GIVEN PROBLEM
Single out the lines that include the word "this". Copy them.

RECORDS
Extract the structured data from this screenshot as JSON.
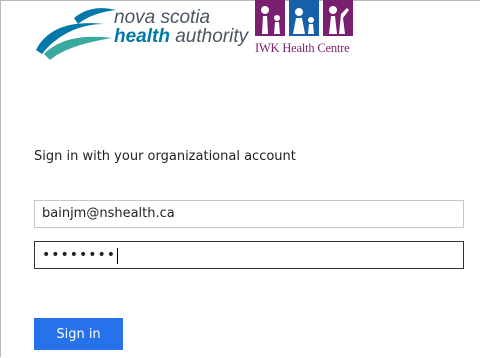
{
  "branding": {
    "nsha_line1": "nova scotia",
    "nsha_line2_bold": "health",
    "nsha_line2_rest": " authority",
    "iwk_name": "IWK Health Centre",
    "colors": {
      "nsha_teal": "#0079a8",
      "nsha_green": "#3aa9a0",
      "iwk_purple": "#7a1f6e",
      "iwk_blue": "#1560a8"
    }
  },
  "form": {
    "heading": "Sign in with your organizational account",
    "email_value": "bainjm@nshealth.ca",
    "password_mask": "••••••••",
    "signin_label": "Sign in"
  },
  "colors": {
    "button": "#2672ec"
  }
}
--
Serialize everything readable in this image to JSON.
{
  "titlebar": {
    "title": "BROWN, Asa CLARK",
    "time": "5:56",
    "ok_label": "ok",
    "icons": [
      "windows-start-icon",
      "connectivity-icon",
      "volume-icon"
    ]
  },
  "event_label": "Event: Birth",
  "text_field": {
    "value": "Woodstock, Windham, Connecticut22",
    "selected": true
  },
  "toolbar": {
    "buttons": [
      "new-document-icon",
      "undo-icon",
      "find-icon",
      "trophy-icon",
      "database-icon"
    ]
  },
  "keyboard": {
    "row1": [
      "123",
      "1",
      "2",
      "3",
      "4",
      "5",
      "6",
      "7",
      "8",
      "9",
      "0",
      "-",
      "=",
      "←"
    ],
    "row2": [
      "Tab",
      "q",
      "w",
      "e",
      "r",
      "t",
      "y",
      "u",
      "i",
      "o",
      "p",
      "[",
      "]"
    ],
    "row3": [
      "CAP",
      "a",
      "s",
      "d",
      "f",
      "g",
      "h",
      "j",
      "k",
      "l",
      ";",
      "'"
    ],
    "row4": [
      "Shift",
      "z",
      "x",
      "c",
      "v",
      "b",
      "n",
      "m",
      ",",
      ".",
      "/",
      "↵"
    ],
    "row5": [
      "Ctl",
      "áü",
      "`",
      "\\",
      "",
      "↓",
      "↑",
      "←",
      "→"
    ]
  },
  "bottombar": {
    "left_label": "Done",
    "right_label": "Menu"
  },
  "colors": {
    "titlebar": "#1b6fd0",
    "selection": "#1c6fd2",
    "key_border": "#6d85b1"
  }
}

WRITTEN SOLUTION
Extract the structured data from this screenshot as JSON.
Serialize everything readable in this image to JSON.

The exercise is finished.